**THE TASK**
Transcribe the stretch of the arbitration text from "(f)    the award" through "in the award)." word for word, keeping its punctuation unchanged.

**TEXT**

⟨

In a landmark decision for international arbitration in Australia, the High Court has affirmed that the autonomy of parties to agree the law and process under which their contractual disputes will be resolved is paramount.

 

The High Court clarified the boundaries of arbitral power, the intersection between arbitral and judicial power, and the finality of arbitral awards in a recent constitutional challenge to the enforcement of an international arbitral award in Australia under the International Arbitration Act 1974 (IAA).

 

In summary the court held that:

 

(a)  parties are free to choose the system of law under which their dispute will be resolved, including rules of more than one legal system, and rules of law which have been elaborated on at an international level but which had not yet been incorporated into any national legal system;

(b)  an error of law by the arbitrator is not sufficient to refuse recognition and enforcement of an award; and

(c)   there is limited scope for judicial review of an arbitral award as it is the ultimate product of the parties’ agreement to submit its contractual dispute to arbitration.

 

Background facts

 

Castel Electronics Pty Ltd (Castel), an electrical goods distribution company registered in Australia, entered into a general distributorship agreement with TCL Air Conditioner (Zhongshan) Co Ltd (TCL), a Chinese air conditioner manufacturer. Under the distributorship agreement, TCL granted Castel exclusive rights to sell TCL air conditioners in Australia. The agreement contained an arbitration clause which provided for the submission of disputes under the agreement to arbitration in Australia.

 

Castel claimed that TCL had breached the agreement by manufacturing and supplying non-TCL branded air conditioners to other Australian distributors to be sold in competition to those distributed by Castel. Castel commenced arbitration proceedings and the arbitral tribunal made an award requiring TCL to pay Castel $3.37 million in damages and over $730,000 in costs.

 

TCL defaulted on payment under the award and Castel applied to the Federal Court of Australia to enforce the award under the IAA.

 

The relevant provisions of the IAA – enforcing an arbitral award in Australia

 

The New York Convention and UNCITRAL Model Law on International Commercial Arbitration are given force of law in Australia by the IAA. Article 35 of the Model Law provides for the recognition and enforcement of arbitral awards. 

 

Recognition and enforcement of an arbitral award may only be refused where:

 

(a)   a party to the arbitration agreement was under some incapacity when the agreement was made;

(b)   the arbitration agreement is not valid under the law expressed in the agreement to be applicable to it, or where no law is expressed, the law of  the country in which the agreement was made;

(c)   the party seeking to challenge the enforcement of the award was not given proper notice of the appointment of the arbitrator or of the arbitral proceedings, or was otherwise unable to present their case;

(d)   the award deals with a dispute that was not contemplated by the arbitration agreement or contains a decision on a matter beyond the scope of the arbitration; (For example, a mandatory law that can only be determined by a domestic court in Australia, such as fraud)

(e)   the composition of the arbitral tribunal was not in accordance with the agreement of the parties or, if no agreement, with the law of the country where the arbitration took place;

(f)    the award has not yet become binding on the parties; or

(g)  the subject matter of the dispute is not capable of settlement by arbitration under the law of this state; or the recognition; or enforcement of the award would be contrary to public policy. (. For example, in Westport Insurance Corporation and Others v Gordian Runoff Ltd (2011) 281 ALR 593 an arbitral award was set aside on the basis of public policy due to a lack of reasoning in the award).

⟩

**RECORD SET**
⟨

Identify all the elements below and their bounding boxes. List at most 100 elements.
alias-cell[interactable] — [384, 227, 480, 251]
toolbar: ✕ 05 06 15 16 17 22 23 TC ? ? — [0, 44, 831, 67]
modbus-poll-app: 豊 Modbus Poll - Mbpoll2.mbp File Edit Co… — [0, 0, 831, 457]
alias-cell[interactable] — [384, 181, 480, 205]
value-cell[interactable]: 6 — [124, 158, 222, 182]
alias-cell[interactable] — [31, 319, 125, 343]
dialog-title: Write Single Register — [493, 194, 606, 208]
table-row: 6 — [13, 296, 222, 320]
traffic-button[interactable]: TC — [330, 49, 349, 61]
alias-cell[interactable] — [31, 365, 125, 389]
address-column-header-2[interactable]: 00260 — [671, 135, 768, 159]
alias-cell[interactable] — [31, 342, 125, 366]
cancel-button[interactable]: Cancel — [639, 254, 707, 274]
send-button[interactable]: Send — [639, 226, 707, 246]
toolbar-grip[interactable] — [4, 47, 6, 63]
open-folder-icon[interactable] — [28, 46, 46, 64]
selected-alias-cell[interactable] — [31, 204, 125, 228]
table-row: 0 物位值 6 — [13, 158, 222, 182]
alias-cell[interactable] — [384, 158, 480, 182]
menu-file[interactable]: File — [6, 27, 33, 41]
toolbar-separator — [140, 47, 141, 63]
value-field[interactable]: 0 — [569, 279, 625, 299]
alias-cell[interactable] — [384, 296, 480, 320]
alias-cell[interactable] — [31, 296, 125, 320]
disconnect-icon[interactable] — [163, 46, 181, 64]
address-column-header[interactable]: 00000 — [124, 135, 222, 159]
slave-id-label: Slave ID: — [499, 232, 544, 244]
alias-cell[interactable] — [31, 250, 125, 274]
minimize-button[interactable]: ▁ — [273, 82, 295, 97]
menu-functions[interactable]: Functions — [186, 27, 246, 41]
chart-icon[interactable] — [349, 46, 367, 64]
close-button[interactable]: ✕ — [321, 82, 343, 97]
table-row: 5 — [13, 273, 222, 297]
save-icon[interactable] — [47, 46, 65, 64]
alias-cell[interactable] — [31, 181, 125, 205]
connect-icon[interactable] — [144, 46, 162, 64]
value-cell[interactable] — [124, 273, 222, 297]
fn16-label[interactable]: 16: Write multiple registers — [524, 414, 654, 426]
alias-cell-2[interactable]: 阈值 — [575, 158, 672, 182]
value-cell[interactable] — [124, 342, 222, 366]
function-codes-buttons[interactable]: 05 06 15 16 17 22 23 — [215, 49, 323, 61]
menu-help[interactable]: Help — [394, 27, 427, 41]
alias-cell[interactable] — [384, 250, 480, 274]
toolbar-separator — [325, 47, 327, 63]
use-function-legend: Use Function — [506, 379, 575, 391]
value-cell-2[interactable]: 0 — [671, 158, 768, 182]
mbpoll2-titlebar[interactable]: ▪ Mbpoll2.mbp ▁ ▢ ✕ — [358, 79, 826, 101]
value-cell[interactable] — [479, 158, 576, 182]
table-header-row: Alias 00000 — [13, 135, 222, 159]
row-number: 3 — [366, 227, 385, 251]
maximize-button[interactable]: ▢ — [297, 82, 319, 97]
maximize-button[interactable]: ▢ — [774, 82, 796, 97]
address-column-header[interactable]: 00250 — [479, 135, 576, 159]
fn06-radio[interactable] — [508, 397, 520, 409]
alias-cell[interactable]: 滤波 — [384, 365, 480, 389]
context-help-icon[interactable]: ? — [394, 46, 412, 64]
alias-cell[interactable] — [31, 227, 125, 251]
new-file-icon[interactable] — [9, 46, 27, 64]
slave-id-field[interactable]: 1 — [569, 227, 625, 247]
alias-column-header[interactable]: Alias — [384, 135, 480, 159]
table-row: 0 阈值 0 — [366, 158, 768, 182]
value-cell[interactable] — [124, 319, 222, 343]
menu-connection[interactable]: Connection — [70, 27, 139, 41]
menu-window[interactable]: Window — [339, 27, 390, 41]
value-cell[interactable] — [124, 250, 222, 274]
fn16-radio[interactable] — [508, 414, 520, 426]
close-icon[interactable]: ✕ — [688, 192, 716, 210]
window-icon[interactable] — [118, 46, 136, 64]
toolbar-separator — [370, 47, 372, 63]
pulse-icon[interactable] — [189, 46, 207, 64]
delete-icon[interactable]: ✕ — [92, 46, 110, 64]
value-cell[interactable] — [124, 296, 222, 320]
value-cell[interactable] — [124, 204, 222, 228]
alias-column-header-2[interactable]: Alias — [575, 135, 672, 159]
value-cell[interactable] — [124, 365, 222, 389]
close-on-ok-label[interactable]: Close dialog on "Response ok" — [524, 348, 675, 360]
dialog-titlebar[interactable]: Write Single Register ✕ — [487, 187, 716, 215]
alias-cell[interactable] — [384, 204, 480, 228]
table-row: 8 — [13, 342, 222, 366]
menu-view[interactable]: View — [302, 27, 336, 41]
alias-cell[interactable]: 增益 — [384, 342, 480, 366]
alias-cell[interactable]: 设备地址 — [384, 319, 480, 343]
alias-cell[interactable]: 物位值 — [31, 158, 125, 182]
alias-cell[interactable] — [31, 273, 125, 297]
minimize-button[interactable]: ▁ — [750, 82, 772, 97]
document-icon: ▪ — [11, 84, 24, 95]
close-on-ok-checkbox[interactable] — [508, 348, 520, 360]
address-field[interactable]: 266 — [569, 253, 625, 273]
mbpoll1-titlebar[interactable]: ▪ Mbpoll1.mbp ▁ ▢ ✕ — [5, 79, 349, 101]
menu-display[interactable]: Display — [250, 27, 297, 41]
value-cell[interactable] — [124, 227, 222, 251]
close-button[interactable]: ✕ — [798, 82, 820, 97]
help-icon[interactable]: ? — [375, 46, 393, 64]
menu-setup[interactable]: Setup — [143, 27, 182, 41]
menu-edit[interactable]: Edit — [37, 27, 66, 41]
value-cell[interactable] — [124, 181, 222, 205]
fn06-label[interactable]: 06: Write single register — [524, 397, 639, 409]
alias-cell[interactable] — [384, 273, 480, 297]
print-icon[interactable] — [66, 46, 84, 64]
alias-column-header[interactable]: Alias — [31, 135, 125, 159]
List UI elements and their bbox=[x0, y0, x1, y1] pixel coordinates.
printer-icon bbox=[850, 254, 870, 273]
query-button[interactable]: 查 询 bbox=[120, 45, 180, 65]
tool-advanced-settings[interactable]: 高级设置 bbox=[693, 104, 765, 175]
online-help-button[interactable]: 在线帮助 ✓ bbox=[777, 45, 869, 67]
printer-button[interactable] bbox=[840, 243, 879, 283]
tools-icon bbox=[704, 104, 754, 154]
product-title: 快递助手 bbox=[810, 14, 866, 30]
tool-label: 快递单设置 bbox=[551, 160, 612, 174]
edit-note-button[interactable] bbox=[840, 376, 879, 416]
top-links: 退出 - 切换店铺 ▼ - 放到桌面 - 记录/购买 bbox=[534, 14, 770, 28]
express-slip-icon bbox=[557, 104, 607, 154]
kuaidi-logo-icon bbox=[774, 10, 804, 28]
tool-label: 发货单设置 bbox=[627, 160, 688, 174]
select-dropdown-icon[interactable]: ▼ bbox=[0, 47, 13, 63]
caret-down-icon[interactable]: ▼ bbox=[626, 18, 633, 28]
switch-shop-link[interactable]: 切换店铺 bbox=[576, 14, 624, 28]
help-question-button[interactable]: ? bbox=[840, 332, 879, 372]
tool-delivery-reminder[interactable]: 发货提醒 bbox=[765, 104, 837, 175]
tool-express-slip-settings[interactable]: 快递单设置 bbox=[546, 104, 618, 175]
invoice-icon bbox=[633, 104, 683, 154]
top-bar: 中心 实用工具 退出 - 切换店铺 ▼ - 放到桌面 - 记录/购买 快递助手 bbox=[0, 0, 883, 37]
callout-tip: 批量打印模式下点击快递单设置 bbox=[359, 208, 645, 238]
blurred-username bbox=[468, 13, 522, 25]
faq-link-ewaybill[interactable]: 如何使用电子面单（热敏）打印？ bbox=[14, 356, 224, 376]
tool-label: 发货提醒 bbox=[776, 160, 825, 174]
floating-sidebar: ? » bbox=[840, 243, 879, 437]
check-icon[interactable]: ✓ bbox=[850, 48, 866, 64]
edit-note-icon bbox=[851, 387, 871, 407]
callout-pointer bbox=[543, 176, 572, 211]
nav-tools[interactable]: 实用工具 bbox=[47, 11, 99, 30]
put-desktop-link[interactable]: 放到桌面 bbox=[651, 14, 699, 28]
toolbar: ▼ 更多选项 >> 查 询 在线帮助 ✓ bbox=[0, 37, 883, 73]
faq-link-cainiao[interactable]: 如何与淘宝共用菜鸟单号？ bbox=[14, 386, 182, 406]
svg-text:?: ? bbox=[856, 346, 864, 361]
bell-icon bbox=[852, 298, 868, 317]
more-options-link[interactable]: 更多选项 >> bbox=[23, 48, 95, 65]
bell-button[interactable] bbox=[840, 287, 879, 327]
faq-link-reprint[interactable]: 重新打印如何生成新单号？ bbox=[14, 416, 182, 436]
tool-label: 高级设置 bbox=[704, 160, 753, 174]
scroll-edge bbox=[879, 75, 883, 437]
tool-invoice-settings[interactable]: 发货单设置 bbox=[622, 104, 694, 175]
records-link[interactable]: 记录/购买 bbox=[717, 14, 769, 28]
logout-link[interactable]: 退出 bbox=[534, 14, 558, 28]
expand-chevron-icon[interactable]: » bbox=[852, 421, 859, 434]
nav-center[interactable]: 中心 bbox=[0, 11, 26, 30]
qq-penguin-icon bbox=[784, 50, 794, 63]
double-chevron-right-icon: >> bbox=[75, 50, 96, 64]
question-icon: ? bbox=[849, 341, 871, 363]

⟩

**PROBLEM SOLUTION**
(f)    the award has not yet become binding on the parties; or

(g)  the subject matter of the dispute is not capable of settlement by arbitration under the law of this state; or the recognition; or enforcement of the award would be contrary to public policy. (. For example, in Westport Insurance Corporation and Others v Gordian Runoff Ltd (2011) 281 ALR 593 an arbitral award was set aside on the basis of public policy due to a lack of reasoning in the award).